# start of Listed records

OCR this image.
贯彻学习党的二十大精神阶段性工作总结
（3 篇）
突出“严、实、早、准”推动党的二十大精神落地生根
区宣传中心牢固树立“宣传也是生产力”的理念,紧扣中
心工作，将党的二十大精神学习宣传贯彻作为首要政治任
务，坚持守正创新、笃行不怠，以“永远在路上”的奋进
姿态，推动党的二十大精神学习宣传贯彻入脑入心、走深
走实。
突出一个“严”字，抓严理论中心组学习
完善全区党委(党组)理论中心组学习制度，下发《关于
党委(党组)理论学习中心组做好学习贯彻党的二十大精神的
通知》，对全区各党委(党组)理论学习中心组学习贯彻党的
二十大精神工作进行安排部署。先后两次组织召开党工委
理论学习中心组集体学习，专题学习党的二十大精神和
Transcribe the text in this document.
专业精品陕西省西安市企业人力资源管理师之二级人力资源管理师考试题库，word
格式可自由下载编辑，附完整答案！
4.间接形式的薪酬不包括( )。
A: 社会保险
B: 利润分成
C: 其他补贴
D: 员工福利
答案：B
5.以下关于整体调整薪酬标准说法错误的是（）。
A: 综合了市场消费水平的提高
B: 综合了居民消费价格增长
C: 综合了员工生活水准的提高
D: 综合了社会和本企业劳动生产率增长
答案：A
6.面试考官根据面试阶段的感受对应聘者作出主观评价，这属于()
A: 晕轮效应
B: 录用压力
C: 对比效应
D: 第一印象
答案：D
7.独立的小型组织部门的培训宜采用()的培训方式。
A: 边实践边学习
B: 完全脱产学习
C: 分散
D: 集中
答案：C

# end of Listed records

Would you reproduce the material above in full, exactly as given?

OCR this image.
贯彻学习党的二十大精神阶段性工作总结
（3 篇）
突出“严、实、早、准”推动党的二十大精神落地生根
区宣传中心牢固树立“宣传也是生产力”的理念,紧扣中
心工作，将党的二十大精神学习宣传贯彻作为首要政治任
务，坚持守正创新、笃行不怠，以“永远在路上”的奋进
姿态，推动党的二十大精神学习宣传贯彻入脑入心、走深
走实。
突出一个“严”字，抓严理论中心组学习
完善全区党委(党组)理论中心组学习制度，下发《关于
党委(党组)理论学习中心组做好学习贯彻党的二十大精神的
通知》，对全区各党委(党组)理论学习中心组学习贯彻党的
二十大精神工作进行安排部署。先后两次组织召开党工委
理论学习中心组集体学习，专题学习党的二十大精神和
Transcribe the text in this document.
专业精品陕西省西安市企业人力资源管理师之二级人力资源管理师考试题库，word
格式可自由下载编辑，附完整答案！
4.间接形式的薪酬不包括( )。
A: 社会保险
B: 利润分成
C: 其他补贴
D: 员工福利
答案：B
5.以下关于整体调整薪酬标准说法错误的是（）。
A: 综合了市场消费水平的提高
B: 综合了居民消费价格增长
C: 综合了员工生活水准的提高
D: 综合了社会和本企业劳动生产率增长
答案：A
6.面试考官根据面试阶段的感受对应聘者作出主观评价，这属于()
A: 晕轮效应
B: 录用压力
C: 对比效应
D: 第一印象
答案：D
7.独立的小型组织部门的培训宜采用()的培训方式。
A: 边实践边学习
B: 完全脱产学习
C: 分散
D: 集中
答案：C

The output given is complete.